**Your goal:** In this exercise, reproduce all the entries that follow exactly.

**Entries provided:**
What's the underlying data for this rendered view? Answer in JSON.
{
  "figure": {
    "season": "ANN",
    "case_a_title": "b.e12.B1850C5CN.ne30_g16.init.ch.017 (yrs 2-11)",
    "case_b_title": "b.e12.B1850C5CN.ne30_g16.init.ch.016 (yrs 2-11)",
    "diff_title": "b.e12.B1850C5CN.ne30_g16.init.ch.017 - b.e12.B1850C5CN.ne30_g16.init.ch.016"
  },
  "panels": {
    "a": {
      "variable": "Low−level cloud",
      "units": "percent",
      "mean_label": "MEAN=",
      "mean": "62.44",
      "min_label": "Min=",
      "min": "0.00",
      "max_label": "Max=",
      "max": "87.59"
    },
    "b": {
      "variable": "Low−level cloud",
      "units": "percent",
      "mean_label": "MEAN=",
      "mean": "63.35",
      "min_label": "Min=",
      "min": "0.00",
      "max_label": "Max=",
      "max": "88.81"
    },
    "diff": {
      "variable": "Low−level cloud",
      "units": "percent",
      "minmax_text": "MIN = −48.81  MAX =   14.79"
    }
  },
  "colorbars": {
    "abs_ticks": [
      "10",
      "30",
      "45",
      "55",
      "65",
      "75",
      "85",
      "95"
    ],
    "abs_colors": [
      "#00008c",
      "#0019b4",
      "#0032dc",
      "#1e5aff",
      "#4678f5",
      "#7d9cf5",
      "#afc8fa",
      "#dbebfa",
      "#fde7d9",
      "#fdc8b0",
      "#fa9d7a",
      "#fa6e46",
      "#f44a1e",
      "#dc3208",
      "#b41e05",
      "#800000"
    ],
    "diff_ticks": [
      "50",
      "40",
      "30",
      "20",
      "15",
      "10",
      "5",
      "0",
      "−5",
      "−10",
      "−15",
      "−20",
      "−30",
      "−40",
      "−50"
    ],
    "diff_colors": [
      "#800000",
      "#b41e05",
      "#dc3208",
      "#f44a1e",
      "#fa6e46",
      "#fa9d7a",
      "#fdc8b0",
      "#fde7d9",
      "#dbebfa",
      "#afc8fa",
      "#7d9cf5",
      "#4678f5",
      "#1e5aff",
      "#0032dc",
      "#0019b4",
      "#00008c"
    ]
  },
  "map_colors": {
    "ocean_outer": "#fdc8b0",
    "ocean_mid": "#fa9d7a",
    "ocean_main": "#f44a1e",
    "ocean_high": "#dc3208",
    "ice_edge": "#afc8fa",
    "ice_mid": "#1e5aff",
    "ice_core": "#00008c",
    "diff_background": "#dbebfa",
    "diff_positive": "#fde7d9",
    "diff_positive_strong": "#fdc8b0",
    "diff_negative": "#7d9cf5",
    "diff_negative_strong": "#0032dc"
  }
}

**Final result:**
What's the underlying data for this rendered view? Answer in JSON.
{
  "figure": {
    "season": "ANN",
    "case_a_title": "b.e12.B1850C5CN.ne30_g16.init.ch.017 (yrs 2-11)",
    "case_b_title": "b.e12.B1850C5CN.ne30_g16.init.ch.016 (yrs 2-11)",
    "diff_title": "b.e12.B1850C5CN.ne30_g16.init.ch.017 - b.e12.B1850C5CN.ne30_g16.init.ch.016"
  },
  "panels": {
    "a": {
      "variable": "Low−level cloud",
      "units": "percent",
      "mean_label": "MEAN=",
      "mean": "62.44",
      "min_label": "Min=",
      "min": "0.00",
      "max_label": "Max=",
      "max": "87.59"
    },
    "b": {
      "variable": "Low−level cloud",
      "units": "percent",
      "mean_label": "MEAN=",
      "mean": "63.35",
      "min_label": "Min=",
      "min": "0.00",
      "max_label": "Max=",
      "max": "88.81"
    },
    "diff": {
      "variable": "Low−level cloud",
      "units": "percent",
      "minmax_text": "MIN = −48.81  MAX =   14.79"
    }
  },
  "colorbars": {
    "abs_ticks": [
      "10",
      "30",
      "45",
      "55",
      "65",
      "75",
      "85",
      "95"
    ],
    "abs_colors": [
      "#00008c",
      "#0019b4",
      "#0032dc",
      "#1e5aff",
      "#4678f5",
      "#7d9cf5",
      "#afc8fa",
      "#dbebfa",
      "#fde7d9",
      "#fdc8b0",
      "#fa9d7a",
      "#fa6e46",
      "#f44a1e",
      "#dc3208",
      "#b41e05",
      "#800000"
    ],
    "diff_ticks": [
      "50",
      "40",
      "30",
      "20",
      "15",
      "10",
      "5",
      "0",
      "−5",
      "−10",
      "−15",
      "−20",
      "−30",
      "−40",
      "−50"
    ],
    "diff_colors": [
      "#800000",
      "#b41e05",
      "#dc3208",
      "#f44a1e",
      "#fa6e46",
      "#fa9d7a",
      "#fdc8b0",
      "#fde7d9",
      "#dbebfa",
      "#afc8fa",
      "#7d9cf5",
      "#4678f5",
      "#1e5aff",
      "#0032dc",
      "#0019b4",
      "#00008c"
    ]
  },
  "map_colors": {
    "ocean_outer": "#fdc8b0",
    "ocean_mid": "#fa9d7a",
    "ocean_main": "#f44a1e",
    "ocean_high": "#dc3208",
    "ice_edge": "#afc8fa",
    "ice_mid": "#1e5aff",
    "ice_core": "#00008c",
    "diff_background": "#dbebfa",
    "diff_positive": "#fde7d9",
    "diff_positive_strong": "#fdc8b0",
    "diff_negative": "#7d9cf5",
    "diff_negative_strong": "#0032dc"
  }
}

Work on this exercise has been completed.